How many lines of the records below contain the word "name"? Answer with the number alone.

Extracted entries:
[START]
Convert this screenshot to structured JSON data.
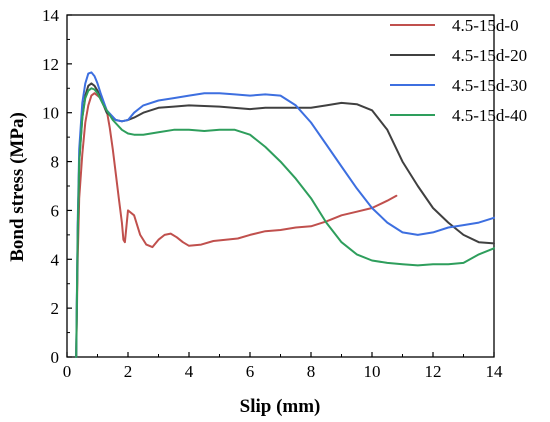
{
  "chart_data": {
    "type": "line",
    "xlabel": "Slip (mm)",
    "ylabel": "Bond stress (MPa)",
    "xlim": [
      0,
      14
    ],
    "ylim": [
      0,
      14
    ],
    "xticks": [
      0,
      2,
      4,
      6,
      8,
      10,
      12,
      14
    ],
    "yticks": [
      0,
      2,
      4,
      6,
      8,
      10,
      12,
      14
    ],
    "grid": false,
    "legend_position": "top-right",
    "series": [
      {
        "name": "4.5-15d-0",
        "color": "#c0504d",
        "x": [
          0.3,
          0.35,
          0.4,
          0.5,
          0.6,
          0.7,
          0.8,
          0.9,
          1.0,
          1.1,
          1.2,
          1.3,
          1.4,
          1.5,
          1.6,
          1.7,
          1.8,
          1.85,
          1.9,
          2.0,
          2.2,
          2.4,
          2.6,
          2.8,
          3.0,
          3.2,
          3.4,
          3.6,
          3.8,
          4.0,
          4.4,
          4.8,
          5.2,
          5.6,
          6.0,
          6.5,
          7.0,
          7.5,
          8.0,
          8.5,
          9.0,
          9.5,
          10.0,
          10.5,
          10.8
        ],
        "y": [
          0,
          4.0,
          6.5,
          8.3,
          9.6,
          10.3,
          10.7,
          10.8,
          10.7,
          10.6,
          10.4,
          10.1,
          9.4,
          8.5,
          7.5,
          6.5,
          5.5,
          4.8,
          4.7,
          6.0,
          5.8,
          5.0,
          4.6,
          4.5,
          4.8,
          5.0,
          5.05,
          4.9,
          4.7,
          4.55,
          4.6,
          4.75,
          4.8,
          4.85,
          5.0,
          5.15,
          5.2,
          5.3,
          5.35,
          5.55,
          5.8,
          5.95,
          6.1,
          6.4,
          6.6
        ]
      },
      {
        "name": "4.5-15d-20",
        "color": "#404040",
        "x": [
          0.3,
          0.35,
          0.4,
          0.5,
          0.6,
          0.7,
          0.8,
          0.9,
          1.0,
          1.1,
          1.3,
          1.6,
          1.8,
          2.0,
          2.2,
          2.5,
          3.0,
          3.5,
          4.0,
          5.0,
          6.0,
          6.5,
          7.0,
          8.0,
          8.5,
          9.0,
          9.5,
          10.0,
          10.5,
          11.0,
          11.5,
          12.0,
          12.5,
          13.0,
          13.5,
          14.0
        ],
        "y": [
          0,
          5.0,
          8.0,
          9.8,
          10.7,
          11.1,
          11.2,
          11.1,
          10.9,
          10.6,
          10.0,
          9.7,
          9.65,
          9.7,
          9.8,
          10.0,
          10.2,
          10.25,
          10.3,
          10.25,
          10.15,
          10.2,
          10.2,
          10.2,
          10.3,
          10.4,
          10.35,
          10.1,
          9.3,
          8.0,
          7.0,
          6.1,
          5.5,
          5.0,
          4.7,
          4.65
        ]
      },
      {
        "name": "4.5-15d-30",
        "color": "#3d6fe0",
        "x": [
          0.3,
          0.35,
          0.4,
          0.5,
          0.6,
          0.7,
          0.8,
          0.9,
          1.0,
          1.1,
          1.3,
          1.6,
          1.8,
          2.0,
          2.2,
          2.5,
          3.0,
          3.5,
          4.0,
          4.5,
          5.0,
          5.5,
          6.0,
          6.5,
          7.0,
          7.5,
          8.0,
          8.5,
          9.0,
          9.5,
          10.0,
          10.5,
          11.0,
          11.5,
          12.0,
          12.5,
          13.0,
          13.5,
          14.0
        ],
        "y": [
          0,
          5.5,
          8.5,
          10.4,
          11.2,
          11.6,
          11.65,
          11.5,
          11.2,
          10.8,
          10.1,
          9.7,
          9.65,
          9.7,
          10.0,
          10.3,
          10.5,
          10.6,
          10.7,
          10.8,
          10.8,
          10.75,
          10.7,
          10.75,
          10.7,
          10.3,
          9.6,
          8.7,
          7.8,
          6.9,
          6.1,
          5.5,
          5.1,
          5.0,
          5.1,
          5.3,
          5.4,
          5.5,
          5.7
        ]
      },
      {
        "name": "4.5-15d-40",
        "color": "#2e9e5c",
        "x": [
          0.3,
          0.35,
          0.4,
          0.5,
          0.6,
          0.7,
          0.8,
          0.9,
          1.0,
          1.2,
          1.5,
          1.8,
          2.0,
          2.2,
          2.5,
          3.0,
          3.5,
          4.0,
          4.5,
          5.0,
          5.5,
          6.0,
          6.5,
          7.0,
          7.5,
          8.0,
          8.5,
          9.0,
          9.5,
          10.0,
          10.5,
          11.0,
          11.5,
          12.0,
          12.5,
          13.0,
          13.5,
          14.0
        ],
        "y": [
          0,
          5.0,
          8.0,
          9.8,
          10.6,
          10.9,
          11.0,
          10.95,
          10.8,
          10.3,
          9.7,
          9.3,
          9.15,
          9.1,
          9.1,
          9.2,
          9.3,
          9.3,
          9.25,
          9.3,
          9.3,
          9.1,
          8.6,
          8.0,
          7.3,
          6.5,
          5.5,
          4.7,
          4.2,
          3.95,
          3.85,
          3.8,
          3.75,
          3.8,
          3.8,
          3.85,
          4.2,
          4.45
        ]
      }
    ]
  }
}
[END]
Task result: 4